• OBJECTIVE:
Quote every line of the data below word for word, leaving out the pictures.

• GIVEN DATA:
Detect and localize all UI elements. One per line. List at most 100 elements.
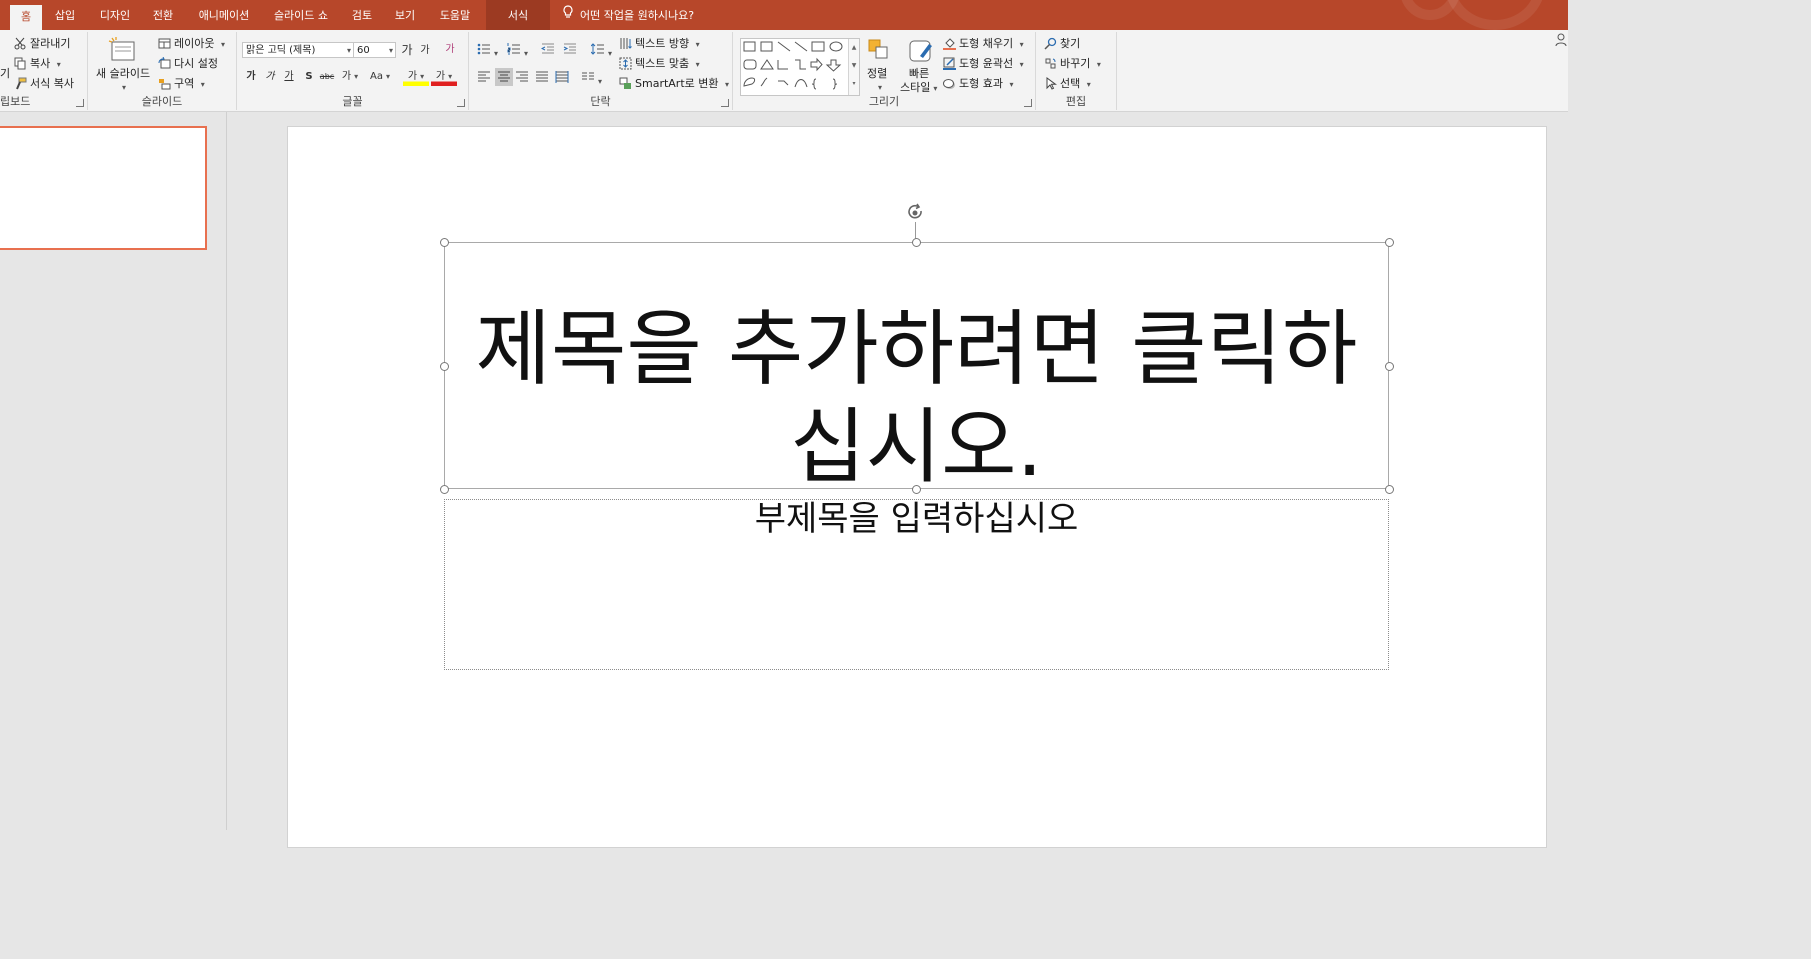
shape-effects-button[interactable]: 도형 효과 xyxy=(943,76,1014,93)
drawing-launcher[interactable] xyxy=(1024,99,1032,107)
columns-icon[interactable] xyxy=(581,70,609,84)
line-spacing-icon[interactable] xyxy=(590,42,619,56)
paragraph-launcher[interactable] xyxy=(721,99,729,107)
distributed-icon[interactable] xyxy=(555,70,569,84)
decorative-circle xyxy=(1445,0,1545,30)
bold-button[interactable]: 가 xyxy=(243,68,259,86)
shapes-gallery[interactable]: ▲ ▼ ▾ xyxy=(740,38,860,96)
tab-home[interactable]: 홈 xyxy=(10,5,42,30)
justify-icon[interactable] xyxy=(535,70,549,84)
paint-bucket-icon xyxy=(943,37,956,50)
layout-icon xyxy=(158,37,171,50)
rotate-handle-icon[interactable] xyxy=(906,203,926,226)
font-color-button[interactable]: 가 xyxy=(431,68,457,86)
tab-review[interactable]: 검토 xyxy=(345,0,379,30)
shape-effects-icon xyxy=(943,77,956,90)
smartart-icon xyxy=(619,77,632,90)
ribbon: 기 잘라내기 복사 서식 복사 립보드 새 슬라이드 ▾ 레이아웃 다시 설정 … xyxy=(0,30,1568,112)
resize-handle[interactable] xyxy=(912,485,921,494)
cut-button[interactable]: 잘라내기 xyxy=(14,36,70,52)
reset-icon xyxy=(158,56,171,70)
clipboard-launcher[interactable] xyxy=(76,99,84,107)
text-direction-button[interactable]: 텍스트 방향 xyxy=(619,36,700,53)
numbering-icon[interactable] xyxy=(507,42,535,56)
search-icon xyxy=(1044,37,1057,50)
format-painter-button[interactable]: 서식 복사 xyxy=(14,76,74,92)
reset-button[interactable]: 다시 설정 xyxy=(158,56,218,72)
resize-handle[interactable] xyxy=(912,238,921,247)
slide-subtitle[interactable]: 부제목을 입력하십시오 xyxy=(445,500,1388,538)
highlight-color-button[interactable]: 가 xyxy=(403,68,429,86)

• SOLUTION:
Detect and localize all UI elements. One per line. List at most 100 elements.
shape-effects-button[interactable]: 도형 효과 xyxy=(943,76,1014,93)
drawing-launcher[interactable] xyxy=(1024,99,1032,107)
columns-icon[interactable] xyxy=(581,70,609,84)
line-spacing-icon[interactable] xyxy=(590,42,619,56)
paragraph-launcher[interactable] xyxy=(721,99,729,107)
distributed-icon[interactable] xyxy=(555,70,569,84)
decorative-circle xyxy=(1445,0,1545,30)
bold-button[interactable]: 가 xyxy=(243,68,259,86)
shapes-gallery[interactable]: ▲ ▼ ▾ xyxy=(740,38,860,96)
tab-home[interactable]: 홈 xyxy=(10,5,42,30)
justify-icon[interactable] xyxy=(535,70,549,84)
paint-bucket-icon xyxy=(943,37,956,50)
layout-icon xyxy=(158,37,171,50)
rotate-handle-icon[interactable] xyxy=(906,203,926,226)
font-color-button[interactable]: 가 xyxy=(431,68,457,86)
tab-review[interactable]: 검토 xyxy=(345,0,379,30)
shape-effects-icon xyxy=(943,77,956,90)
smartart-icon xyxy=(619,77,632,90)
ribbon: 기 잘라내기 복사 서식 복사 립보드 새 슬라이드 ▾ 레이아웃 다시 설정 … xyxy=(0,30,1568,112)
resize-handle[interactable] xyxy=(912,485,921,494)
cut-button[interactable]: 잘라내기 xyxy=(14,36,70,52)
reset-icon xyxy=(158,56,171,70)
clipboard-launcher[interactable] xyxy=(76,99,84,107)
text-direction-button[interactable]: 텍스트 방향 xyxy=(619,36,700,53)
numbering-icon[interactable] xyxy=(507,42,535,56)
search-icon xyxy=(1044,37,1057,50)
format-painter-button[interactable]: 서식 복사 xyxy=(14,76,74,92)
reset-button[interactable]: 다시 설정 xyxy=(158,56,218,72)
resize-handle[interactable] xyxy=(912,238,921,247)
slide-subtitle[interactable]: 부제목을 입력하십시오 xyxy=(445,500,1388,538)
highlight-color-button[interactable]: 가 xyxy=(403,68,429,86)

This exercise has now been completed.